### TASKS AND EXERCISES
A. List every section heading that appears in the AVNRT text excerpt, in order.
B. Reproduce word for word the stretch of the AVNRT text excerpt from "The most common" through "rapidly conducting pathway.".

AVNRT occurs when a reentry circuit forms within or just next to the atrioventricular node. The circuit usually involves two anatomical pathways: the fast pathway and the slow pathway, which are both in the right atrium. The slow pathway (which is usually targeted for ablation) is located inferiorly and slightly posterior to the AV node, often following the anterior margin of the coronary sinus. The fast pathway is usually located just superior and posterior to the AV node. These pathways are formed from tissue that behaves very much like the AV node, and some authors regard them as part of the AV node. In the usual form of AVNRT, the conduction from the atrium to the ventricle is down the slow pathway, and the retrograde conduction from the ventricle to the atrium is up the fast pathway.

Pathophysiology

Electrophysiologic Triggers

Premature Atrial Complex

The most common trigger for an episode of AVNRT is when an atrial premature complex (APC) approaches the fast pathway, and is blocked due to the longer refractory period of this pathway, and instead conducts down the slow pathway. As the impulse goes down the slow pathway, the fast pathway recovers, and allows the impulse to conduct backward or retrograde toward the atrium. It then re-enters the atrial entrance of the slow pathway and the cycle repeats itself.[1]

Premature Ventricular Complex

The second most common mechanism whereby AVNRT is triggered is via the entry of a premature ventricular complex down either the slow conducting pathway (similar to a premature atrial complex above) or down the rapidly conducting pathway.

### SOURCE INFORMATION
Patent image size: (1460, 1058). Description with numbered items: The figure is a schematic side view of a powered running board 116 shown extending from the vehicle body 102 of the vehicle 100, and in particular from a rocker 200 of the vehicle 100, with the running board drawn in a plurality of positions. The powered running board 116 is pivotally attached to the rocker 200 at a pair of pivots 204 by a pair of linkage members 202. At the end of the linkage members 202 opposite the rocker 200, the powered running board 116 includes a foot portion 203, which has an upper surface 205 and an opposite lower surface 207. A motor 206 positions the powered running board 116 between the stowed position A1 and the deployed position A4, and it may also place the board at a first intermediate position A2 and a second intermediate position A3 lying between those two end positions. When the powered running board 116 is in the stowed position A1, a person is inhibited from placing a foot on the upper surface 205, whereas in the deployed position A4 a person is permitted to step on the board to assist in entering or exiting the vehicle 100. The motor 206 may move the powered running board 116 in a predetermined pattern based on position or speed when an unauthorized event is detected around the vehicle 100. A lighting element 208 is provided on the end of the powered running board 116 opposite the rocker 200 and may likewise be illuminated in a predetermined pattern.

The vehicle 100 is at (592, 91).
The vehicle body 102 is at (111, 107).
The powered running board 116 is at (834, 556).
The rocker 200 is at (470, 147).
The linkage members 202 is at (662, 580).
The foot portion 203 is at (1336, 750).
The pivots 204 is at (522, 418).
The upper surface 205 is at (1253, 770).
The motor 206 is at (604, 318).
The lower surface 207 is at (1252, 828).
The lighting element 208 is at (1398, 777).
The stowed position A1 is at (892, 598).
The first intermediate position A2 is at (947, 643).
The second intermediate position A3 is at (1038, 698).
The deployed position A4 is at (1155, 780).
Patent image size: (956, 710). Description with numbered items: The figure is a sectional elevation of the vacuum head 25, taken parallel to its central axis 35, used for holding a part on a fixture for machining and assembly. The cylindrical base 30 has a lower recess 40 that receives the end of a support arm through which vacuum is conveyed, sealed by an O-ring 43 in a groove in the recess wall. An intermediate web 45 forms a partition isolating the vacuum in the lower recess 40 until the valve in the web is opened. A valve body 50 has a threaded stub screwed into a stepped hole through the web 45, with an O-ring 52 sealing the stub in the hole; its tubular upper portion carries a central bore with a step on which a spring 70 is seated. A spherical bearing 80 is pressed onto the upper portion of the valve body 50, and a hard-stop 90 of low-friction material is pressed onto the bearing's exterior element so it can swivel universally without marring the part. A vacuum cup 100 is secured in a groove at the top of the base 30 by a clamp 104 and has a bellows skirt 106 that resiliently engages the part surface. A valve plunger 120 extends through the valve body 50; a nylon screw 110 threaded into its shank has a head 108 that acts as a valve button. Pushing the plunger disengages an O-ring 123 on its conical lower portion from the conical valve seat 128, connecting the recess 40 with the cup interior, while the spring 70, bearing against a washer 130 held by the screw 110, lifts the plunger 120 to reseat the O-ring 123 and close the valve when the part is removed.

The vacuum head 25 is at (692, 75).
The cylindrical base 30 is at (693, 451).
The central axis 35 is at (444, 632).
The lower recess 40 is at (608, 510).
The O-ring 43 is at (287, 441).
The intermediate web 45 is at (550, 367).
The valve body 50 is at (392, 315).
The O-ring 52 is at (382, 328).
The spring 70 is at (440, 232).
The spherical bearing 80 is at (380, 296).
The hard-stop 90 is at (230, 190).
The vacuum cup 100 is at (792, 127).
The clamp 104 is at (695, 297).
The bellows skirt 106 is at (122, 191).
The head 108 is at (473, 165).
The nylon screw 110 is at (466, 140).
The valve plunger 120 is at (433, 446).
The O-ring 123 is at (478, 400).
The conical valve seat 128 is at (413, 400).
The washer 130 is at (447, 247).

### ACTIVITY ANSWERS
A.
Pathophysiology
Electrophysiologic Triggers
Premature Atrial Complex
Premature Ventricular Complex

B.
The most common trigger for an episode of AVNRT is when an atrial premature complex (APC) approaches the fast pathway, and is blocked due to the longer refractory period of this pathway, and instead conducts down the slow pathway. As the impulse goes down the slow pathway, the fast pathway recovers, and allows the impulse to conduct backward or retrograde toward the atrium. It then re-enters the atrial entrance of the slow pathway and the cycle repeats itself.[1]

Premature Ventricular Complex

The second most common mechanism whereby AVNRT is triggered is via the entry of a premature ventricular complex down either the slow conducting pathway (similar to a premature atrial complex above) or down the rapidly conducting pathway.